YOUR TASK: Count the lines in the data below that contain the string "MaxDividends", and give only the number.

EXCERPTED RECORDS:
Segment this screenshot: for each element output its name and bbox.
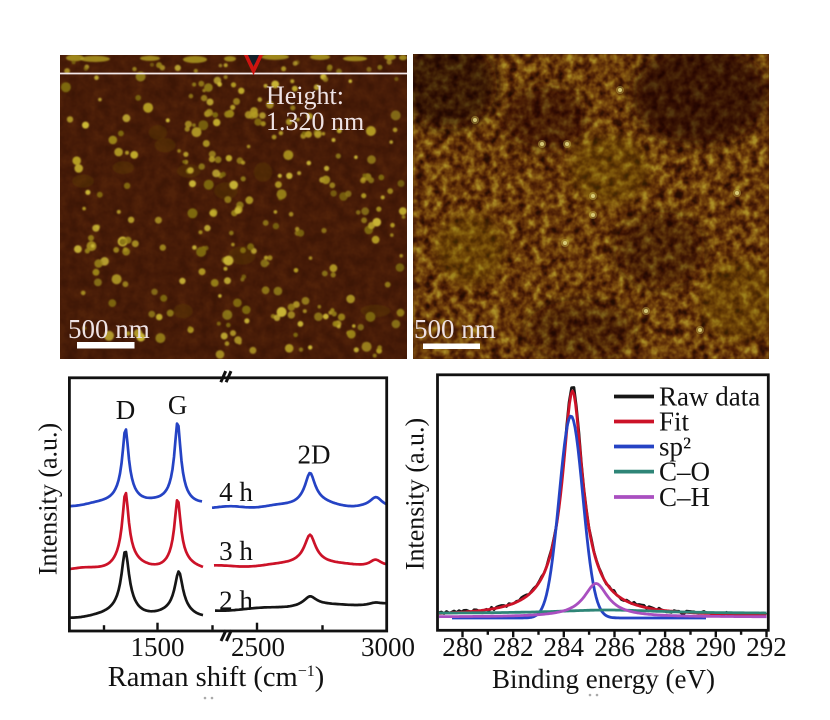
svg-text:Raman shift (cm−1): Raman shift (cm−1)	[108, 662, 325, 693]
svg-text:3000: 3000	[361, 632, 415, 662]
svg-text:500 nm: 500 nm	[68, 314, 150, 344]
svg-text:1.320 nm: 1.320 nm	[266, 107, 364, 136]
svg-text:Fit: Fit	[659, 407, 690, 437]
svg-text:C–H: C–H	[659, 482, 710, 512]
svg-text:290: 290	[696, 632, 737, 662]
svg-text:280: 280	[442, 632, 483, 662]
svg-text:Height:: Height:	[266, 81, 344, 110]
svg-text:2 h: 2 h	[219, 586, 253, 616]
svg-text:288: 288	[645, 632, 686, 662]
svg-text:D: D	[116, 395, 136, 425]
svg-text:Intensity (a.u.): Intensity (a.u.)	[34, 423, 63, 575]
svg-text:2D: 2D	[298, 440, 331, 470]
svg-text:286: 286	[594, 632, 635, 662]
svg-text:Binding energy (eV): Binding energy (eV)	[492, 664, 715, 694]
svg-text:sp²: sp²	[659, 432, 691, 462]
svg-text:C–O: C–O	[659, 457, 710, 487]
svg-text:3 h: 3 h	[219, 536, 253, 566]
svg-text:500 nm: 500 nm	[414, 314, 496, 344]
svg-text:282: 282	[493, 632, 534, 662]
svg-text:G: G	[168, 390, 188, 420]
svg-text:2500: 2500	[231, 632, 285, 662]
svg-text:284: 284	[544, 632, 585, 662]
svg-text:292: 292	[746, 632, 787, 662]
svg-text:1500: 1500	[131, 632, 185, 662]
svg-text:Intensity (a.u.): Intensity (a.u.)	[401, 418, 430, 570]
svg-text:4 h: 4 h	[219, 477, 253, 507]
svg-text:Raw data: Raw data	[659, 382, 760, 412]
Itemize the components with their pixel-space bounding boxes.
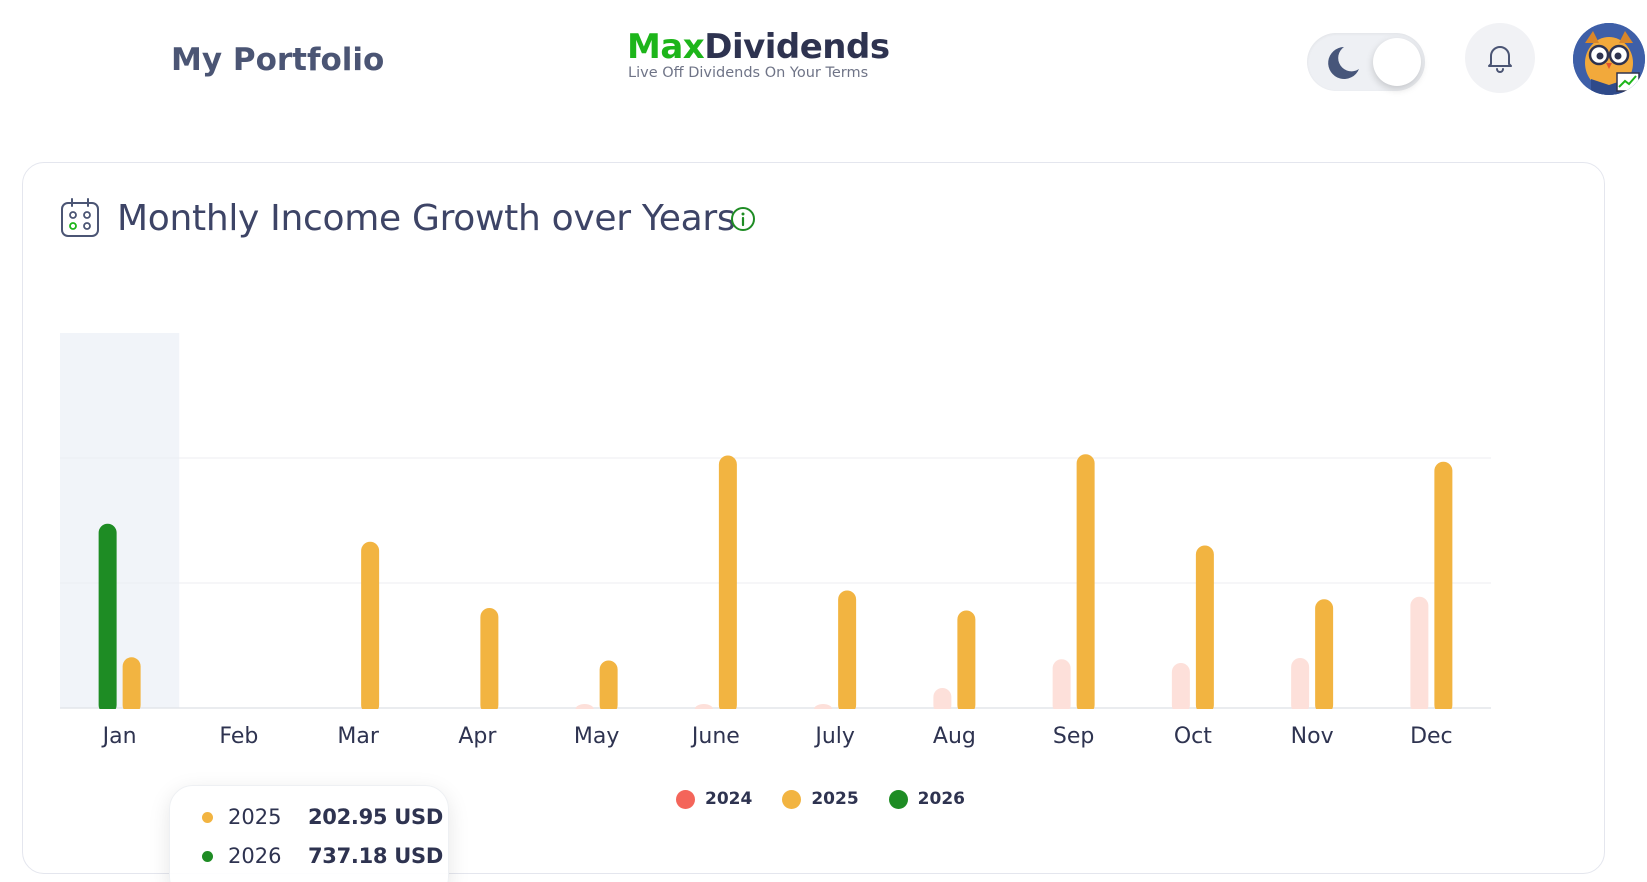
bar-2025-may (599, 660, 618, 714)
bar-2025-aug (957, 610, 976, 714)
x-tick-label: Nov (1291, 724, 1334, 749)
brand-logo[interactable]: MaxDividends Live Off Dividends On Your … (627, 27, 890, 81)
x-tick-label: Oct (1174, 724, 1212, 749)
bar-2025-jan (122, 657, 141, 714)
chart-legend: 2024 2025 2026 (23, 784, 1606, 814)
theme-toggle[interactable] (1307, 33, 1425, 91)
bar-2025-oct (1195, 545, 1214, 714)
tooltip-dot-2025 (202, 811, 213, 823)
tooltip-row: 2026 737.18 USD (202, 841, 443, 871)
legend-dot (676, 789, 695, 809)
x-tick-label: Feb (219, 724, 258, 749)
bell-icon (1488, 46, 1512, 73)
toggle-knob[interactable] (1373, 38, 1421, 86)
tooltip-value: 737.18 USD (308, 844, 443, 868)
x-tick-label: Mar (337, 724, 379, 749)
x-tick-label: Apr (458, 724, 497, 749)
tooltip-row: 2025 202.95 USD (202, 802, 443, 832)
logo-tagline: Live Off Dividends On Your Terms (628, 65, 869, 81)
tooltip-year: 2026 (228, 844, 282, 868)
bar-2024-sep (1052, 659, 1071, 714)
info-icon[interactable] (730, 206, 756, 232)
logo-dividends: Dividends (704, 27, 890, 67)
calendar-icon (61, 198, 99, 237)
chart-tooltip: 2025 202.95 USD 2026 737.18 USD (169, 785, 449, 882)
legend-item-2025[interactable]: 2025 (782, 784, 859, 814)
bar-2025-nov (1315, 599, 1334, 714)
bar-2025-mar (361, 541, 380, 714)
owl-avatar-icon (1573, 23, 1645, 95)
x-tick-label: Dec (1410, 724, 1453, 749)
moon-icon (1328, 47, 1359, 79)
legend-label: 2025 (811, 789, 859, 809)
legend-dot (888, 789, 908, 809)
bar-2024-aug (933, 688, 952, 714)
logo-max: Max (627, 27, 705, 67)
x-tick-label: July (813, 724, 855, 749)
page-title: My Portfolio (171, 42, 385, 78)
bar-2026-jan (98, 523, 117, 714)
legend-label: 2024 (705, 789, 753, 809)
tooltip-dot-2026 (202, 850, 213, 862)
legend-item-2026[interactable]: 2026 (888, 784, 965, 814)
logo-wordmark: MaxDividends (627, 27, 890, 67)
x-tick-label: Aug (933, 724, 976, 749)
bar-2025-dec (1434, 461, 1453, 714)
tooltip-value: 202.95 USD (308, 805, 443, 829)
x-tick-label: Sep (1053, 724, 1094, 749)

THE RESULT: 2